*TASK GOAL*.
Extract and list every line that contains the word "Read".

Stored data entries:
[START]

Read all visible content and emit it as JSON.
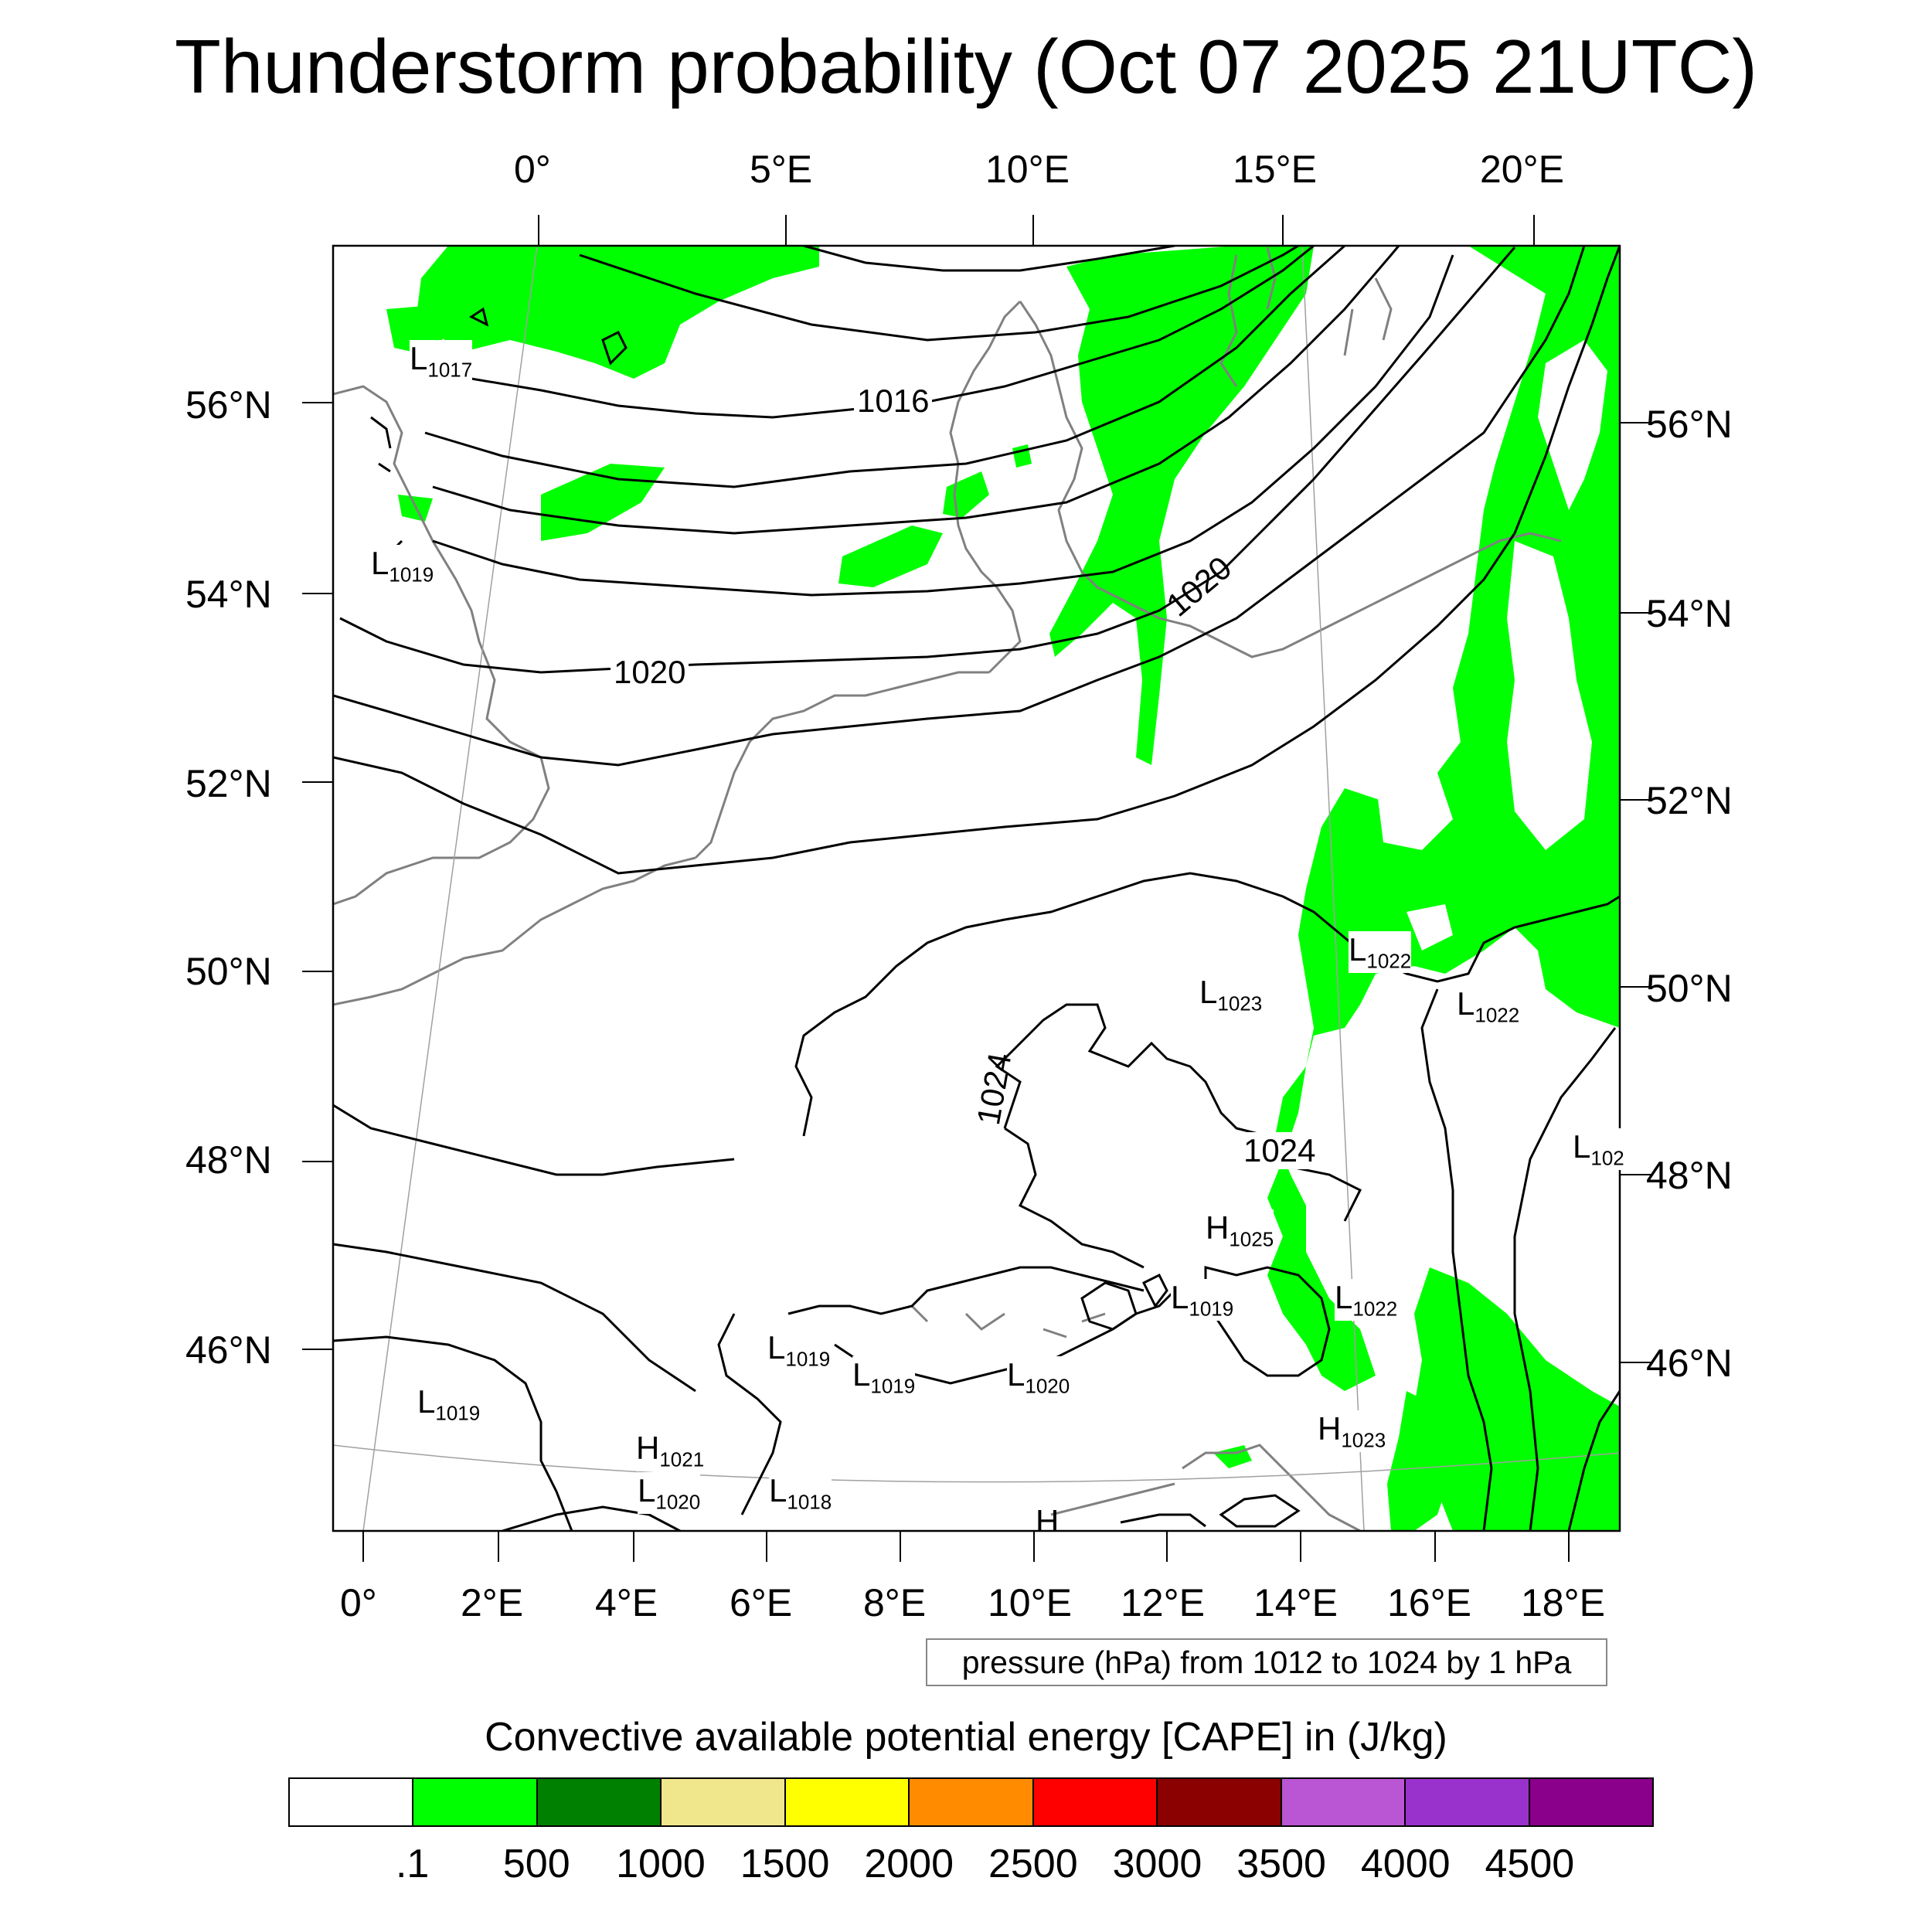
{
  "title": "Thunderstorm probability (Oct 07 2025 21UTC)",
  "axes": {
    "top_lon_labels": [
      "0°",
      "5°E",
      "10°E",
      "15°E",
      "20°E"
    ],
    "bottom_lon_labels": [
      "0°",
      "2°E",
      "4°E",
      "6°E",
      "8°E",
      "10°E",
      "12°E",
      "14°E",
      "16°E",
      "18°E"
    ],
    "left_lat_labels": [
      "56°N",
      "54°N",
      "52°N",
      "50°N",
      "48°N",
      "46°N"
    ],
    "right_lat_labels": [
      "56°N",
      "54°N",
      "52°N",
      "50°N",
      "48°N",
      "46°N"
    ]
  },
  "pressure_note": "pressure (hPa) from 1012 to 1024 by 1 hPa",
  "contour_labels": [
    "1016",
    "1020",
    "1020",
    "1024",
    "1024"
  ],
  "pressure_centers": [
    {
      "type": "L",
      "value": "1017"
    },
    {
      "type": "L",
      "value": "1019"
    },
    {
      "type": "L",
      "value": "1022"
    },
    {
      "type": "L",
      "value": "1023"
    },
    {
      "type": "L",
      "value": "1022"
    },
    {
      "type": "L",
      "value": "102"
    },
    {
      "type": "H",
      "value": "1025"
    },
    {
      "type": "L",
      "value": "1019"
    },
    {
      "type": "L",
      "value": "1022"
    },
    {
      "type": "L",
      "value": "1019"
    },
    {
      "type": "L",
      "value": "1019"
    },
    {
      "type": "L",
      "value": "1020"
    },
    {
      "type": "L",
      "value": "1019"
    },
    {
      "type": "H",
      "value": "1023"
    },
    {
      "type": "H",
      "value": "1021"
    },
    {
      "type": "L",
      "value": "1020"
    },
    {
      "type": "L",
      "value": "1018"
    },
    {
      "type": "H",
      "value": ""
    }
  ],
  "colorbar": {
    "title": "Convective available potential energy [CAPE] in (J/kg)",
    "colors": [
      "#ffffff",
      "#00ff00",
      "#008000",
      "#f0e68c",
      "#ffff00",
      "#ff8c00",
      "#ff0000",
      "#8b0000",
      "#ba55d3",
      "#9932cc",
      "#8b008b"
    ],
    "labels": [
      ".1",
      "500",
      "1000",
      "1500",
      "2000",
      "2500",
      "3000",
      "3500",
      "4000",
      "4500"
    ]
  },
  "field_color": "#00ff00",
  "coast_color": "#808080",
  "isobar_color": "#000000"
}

[END]
[START]

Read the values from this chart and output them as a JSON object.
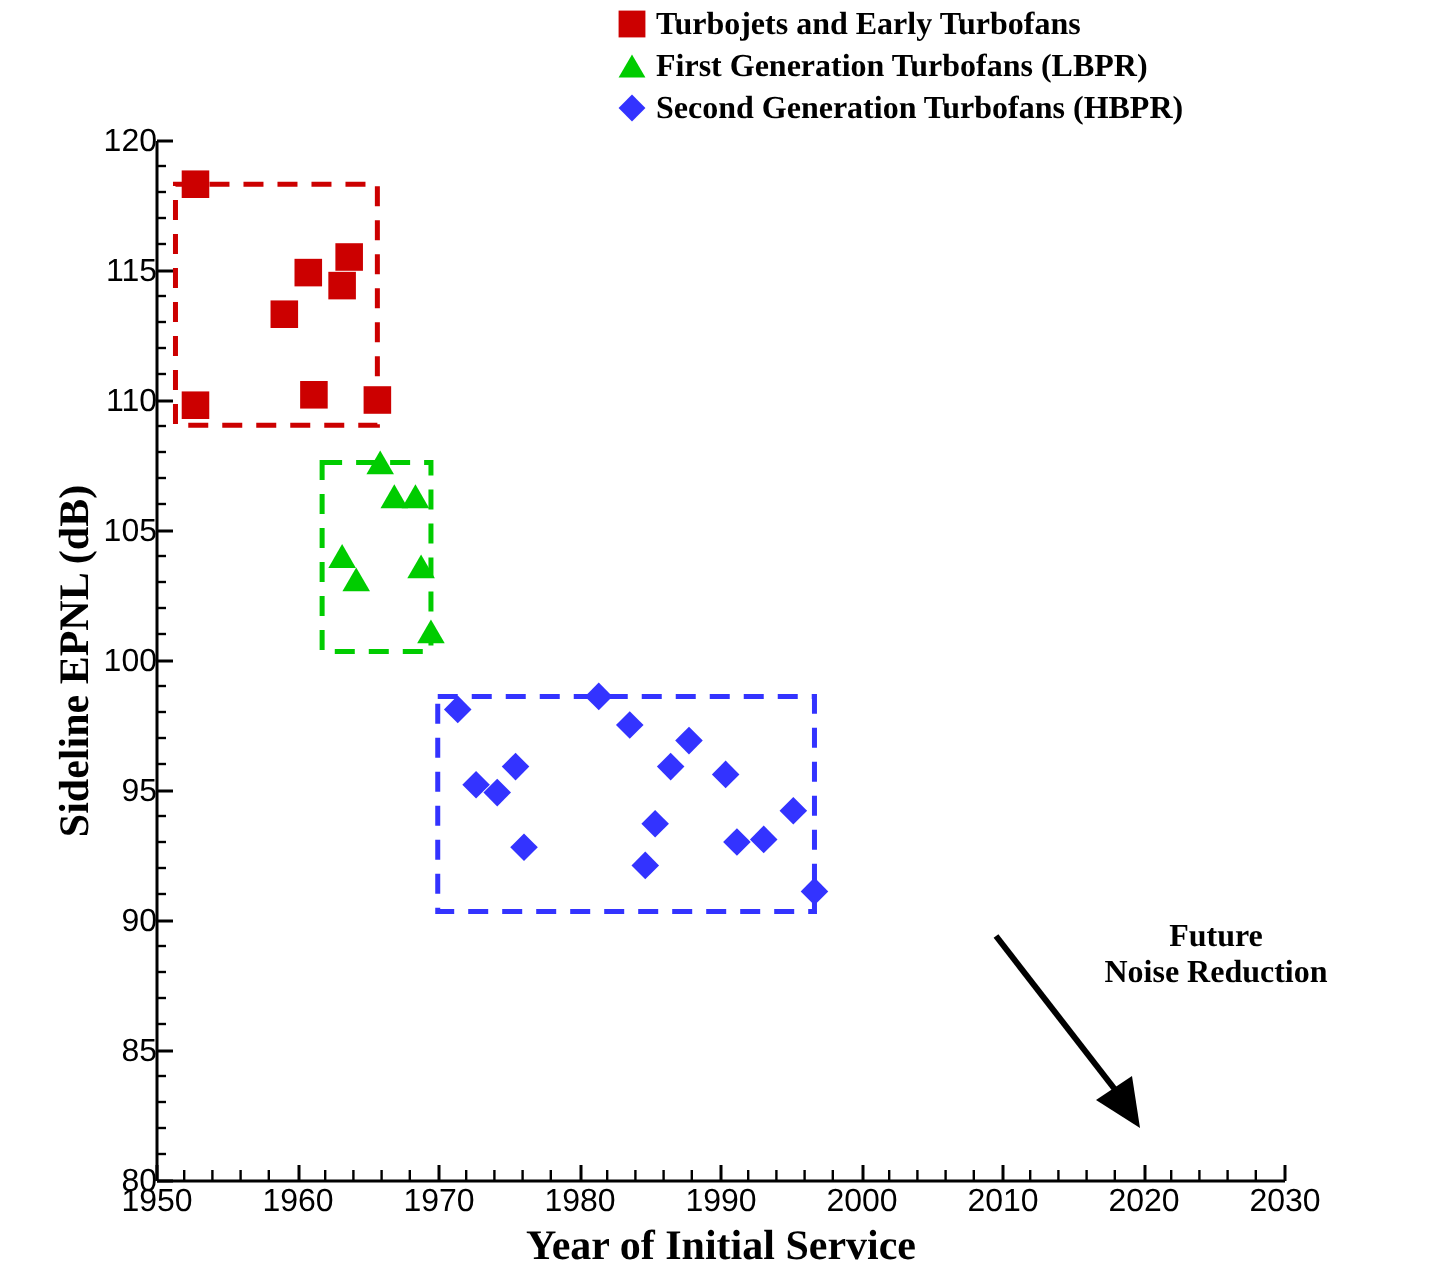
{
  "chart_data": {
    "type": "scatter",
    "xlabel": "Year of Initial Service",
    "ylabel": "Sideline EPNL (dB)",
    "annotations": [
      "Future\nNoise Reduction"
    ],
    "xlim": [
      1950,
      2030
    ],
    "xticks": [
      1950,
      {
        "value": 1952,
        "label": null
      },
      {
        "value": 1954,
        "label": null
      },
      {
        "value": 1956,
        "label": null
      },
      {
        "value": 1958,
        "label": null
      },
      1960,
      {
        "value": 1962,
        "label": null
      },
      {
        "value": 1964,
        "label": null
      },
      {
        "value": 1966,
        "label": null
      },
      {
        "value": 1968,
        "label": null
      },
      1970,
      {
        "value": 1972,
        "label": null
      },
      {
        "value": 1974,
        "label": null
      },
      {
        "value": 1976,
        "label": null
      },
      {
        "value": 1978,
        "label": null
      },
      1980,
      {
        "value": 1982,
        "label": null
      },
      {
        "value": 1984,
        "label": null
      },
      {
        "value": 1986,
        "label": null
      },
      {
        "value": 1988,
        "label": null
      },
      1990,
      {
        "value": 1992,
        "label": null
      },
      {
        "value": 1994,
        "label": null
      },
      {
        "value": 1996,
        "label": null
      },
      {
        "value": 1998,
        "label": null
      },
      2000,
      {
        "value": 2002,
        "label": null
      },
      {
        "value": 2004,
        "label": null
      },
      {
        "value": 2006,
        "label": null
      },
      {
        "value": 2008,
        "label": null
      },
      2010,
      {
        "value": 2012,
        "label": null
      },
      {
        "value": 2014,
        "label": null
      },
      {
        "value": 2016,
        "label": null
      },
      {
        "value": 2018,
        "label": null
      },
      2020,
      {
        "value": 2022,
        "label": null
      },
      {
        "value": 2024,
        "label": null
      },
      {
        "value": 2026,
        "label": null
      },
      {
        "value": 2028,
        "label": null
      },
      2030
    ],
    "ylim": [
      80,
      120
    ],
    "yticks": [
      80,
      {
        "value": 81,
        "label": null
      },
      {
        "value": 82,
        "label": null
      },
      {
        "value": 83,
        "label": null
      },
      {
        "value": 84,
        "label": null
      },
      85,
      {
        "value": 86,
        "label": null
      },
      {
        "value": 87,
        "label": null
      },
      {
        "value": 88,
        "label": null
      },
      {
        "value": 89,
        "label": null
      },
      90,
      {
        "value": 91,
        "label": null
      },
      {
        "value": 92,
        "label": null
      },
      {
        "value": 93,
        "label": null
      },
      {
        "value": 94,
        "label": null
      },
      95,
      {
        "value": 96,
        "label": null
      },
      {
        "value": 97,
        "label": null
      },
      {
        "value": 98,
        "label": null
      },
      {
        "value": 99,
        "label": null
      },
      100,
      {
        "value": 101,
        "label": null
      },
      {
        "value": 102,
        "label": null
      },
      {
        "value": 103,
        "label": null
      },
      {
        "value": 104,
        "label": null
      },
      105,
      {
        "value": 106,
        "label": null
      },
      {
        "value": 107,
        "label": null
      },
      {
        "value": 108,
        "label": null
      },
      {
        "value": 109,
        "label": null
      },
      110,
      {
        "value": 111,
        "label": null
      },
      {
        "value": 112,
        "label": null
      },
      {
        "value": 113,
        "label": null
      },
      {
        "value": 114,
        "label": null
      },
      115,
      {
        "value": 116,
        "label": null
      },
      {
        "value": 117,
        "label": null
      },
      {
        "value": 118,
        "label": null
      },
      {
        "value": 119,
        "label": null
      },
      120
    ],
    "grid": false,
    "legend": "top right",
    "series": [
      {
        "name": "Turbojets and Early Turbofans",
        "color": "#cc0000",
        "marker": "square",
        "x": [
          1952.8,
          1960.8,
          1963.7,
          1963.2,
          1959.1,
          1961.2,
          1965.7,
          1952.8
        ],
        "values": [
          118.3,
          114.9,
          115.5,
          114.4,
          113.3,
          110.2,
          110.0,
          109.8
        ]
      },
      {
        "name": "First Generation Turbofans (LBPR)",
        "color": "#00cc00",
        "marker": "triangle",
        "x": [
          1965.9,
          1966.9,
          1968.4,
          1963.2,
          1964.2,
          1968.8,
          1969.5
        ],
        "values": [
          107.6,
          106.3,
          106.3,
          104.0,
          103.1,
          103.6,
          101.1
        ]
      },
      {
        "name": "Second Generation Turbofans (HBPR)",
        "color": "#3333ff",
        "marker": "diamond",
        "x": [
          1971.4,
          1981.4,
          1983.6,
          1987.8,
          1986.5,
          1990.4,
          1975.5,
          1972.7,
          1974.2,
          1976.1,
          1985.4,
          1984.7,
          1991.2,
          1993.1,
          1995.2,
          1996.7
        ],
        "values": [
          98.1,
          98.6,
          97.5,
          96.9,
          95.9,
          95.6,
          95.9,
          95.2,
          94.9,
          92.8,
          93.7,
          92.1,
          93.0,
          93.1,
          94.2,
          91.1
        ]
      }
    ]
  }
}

[END]

*RESPONSE TO THE EXERCISE*.
Read all visible content and emit it as JSON.
Read the values from this chart and output them as a JSON object.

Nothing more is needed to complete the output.